Travail à réaliser - Veuillez citer le passage de l'extrait retenu sur la séance d'information de Bienne, de « Le plan d'action » à « contrôlés à l'époque. », ces deux passages compris.

Extrait retenu -
Séance d'information pour les locataires d'anciens ateliers

Une quarantaine de personnes concernées par des logements potentiellement contaminés au radium ont assisté dans la soirée à une séance d'information de la Ville de Bienne et de l'OFSP. La plupart des questions portaient sur d'éventuels dangers pour la santé.

La Ville de Bienne avait envoyé 220 lettres aux locataires et aux propriétaires de 29 bâtiments qui abritaient avant 1963 des petits ateliers d'horlogerie dans lesquels de la peinture luminescente au radium aurait pu être disséminée. Leur adresse figurait dans une liste publiée par la presse dominicale.

D'emblée, les autorités communales biennoises et l'Office fédéral de la santé publique (OFSP) se sont voulu rassurants en écartant une éventuelle mise en danger de la santé des locataires. A Bienne, 29 adresses sont concernées par une potentielle contamination par des résidus radioactifs. Huit d'entre elles ont déjà fait l'objet d'un assainissement.

Santé au coeur des questions

"C'est un cours magistral pour nous endormir, c'est de la poudre aux yeux", a déclaré le propriétaire d'une maison à l'issue de la présentation de l'OFSP. Cet homme s'est dit scandalisé d'avoir appris par la presse que son domicile était contaminé. Toutes les autres questions ont été posées sur un ton plus posé.

La majorité portait sur les risques pour la santé et sur la suite de la procédure pour établir un diagnostic. "J'ai bu de l'eau du robinet, est-ce dangereux?", s'est interrogée une femme.

"L'objectif était de vous informer et de vous présenter notre plan d'action pour résoudre définitivement ce problème", a expliqué le vice-directeur de l'OFSP Roland Charrière. "Il n'y a pas de raison de procéder à des évacuations", a-t-il assuré lors d'une séance qui a duré quelque 90 minutes.

Plan d'action

Le plan d'action prévoit d'établir un diagnostic dès la mi-septembre dans chaque domicile où l'on a utilisé du radium. La 2e étape concerne un éventuel assainissement avec l'enlèvement des objets contaminés ou, dans les cas plus graves, le démontage de la tuyauterie. "On veut un diagnostic fiable", a expliqué Roland Charrière.

Les anciens ateliers d'horlogerie appliquaient de la peinture luminescente à base de radium sur des aiguilles et des cadrans jusqu'au début des années 1960. A partir de 1963, il fallait une autorisation pour utiliser ce produit et les ateliers qui en ont obtenu une ont été contrôlés à l'époque.

Bienne est la seule commune où l'OFSP a organisé une séance publique. A La Chaux-de-Fonds, seconde ville la plus concernée, les habitants de logements potentiellement contaminés seront informés par écrit.

Informations fournies -
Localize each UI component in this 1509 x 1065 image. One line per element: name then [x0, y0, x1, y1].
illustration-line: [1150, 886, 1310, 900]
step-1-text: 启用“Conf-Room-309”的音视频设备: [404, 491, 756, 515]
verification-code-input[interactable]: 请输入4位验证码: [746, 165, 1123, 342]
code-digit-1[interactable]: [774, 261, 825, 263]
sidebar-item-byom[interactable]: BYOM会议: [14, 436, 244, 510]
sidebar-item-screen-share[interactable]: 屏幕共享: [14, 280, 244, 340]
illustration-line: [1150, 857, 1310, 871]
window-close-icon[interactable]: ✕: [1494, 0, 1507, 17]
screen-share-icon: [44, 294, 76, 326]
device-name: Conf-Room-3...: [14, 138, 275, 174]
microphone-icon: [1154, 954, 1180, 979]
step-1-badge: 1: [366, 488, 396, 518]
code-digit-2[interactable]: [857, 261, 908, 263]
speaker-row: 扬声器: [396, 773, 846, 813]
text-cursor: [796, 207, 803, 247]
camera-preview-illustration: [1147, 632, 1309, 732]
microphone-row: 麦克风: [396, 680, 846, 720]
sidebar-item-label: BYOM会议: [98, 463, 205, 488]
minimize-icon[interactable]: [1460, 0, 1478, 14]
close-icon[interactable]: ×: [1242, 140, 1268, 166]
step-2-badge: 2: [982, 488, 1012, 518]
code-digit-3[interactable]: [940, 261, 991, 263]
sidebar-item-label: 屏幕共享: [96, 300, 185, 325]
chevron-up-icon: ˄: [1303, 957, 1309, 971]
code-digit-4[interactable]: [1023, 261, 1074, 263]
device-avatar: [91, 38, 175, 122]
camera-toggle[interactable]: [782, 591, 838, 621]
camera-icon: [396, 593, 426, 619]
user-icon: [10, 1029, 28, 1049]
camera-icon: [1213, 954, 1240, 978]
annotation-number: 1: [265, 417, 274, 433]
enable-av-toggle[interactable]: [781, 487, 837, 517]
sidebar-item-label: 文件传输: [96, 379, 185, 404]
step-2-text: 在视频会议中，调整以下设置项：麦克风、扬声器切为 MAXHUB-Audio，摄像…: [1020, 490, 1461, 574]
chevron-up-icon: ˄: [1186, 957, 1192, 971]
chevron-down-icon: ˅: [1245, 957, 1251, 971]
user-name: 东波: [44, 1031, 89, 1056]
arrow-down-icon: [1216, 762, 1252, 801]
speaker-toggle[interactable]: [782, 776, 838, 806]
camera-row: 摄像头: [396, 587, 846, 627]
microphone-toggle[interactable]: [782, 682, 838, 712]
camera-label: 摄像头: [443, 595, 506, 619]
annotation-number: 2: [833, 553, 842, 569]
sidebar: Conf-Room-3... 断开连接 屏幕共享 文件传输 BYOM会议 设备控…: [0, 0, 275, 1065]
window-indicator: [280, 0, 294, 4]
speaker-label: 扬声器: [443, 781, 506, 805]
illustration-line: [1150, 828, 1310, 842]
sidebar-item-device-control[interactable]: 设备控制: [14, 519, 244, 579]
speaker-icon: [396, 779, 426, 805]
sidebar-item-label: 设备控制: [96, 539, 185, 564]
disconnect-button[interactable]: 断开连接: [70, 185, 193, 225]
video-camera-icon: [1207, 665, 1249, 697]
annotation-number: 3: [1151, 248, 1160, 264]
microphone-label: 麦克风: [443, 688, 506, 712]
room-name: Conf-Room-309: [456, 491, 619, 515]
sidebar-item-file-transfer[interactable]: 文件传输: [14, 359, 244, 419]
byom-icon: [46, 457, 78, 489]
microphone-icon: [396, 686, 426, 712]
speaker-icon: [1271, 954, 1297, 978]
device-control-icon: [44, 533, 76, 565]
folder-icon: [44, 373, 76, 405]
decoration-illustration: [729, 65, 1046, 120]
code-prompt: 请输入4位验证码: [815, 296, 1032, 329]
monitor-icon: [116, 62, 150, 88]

Résultat -
Le plan d'action prévoit d'établir un diagnostic dès la mi-septembre dans chaque domicile où l'on a utilisé du radium. La 2e étape concerne un éventuel assainissement avec l'enlèvement des objets contaminés ou, dans les cas plus graves, le démontage de la tuyauterie. "On veut un diagnostic fiable", a expliqué Roland Charrière.

Les anciens ateliers d'horlogerie appliquaient de la peinture luminescente à base de radium sur des aiguilles et des cadrans jusqu'au début des années 1960. A partir de 1963, il fallait une autorisation pour utiliser ce produit et les ateliers qui en ont obtenu une ont été contrôlés à l'époque.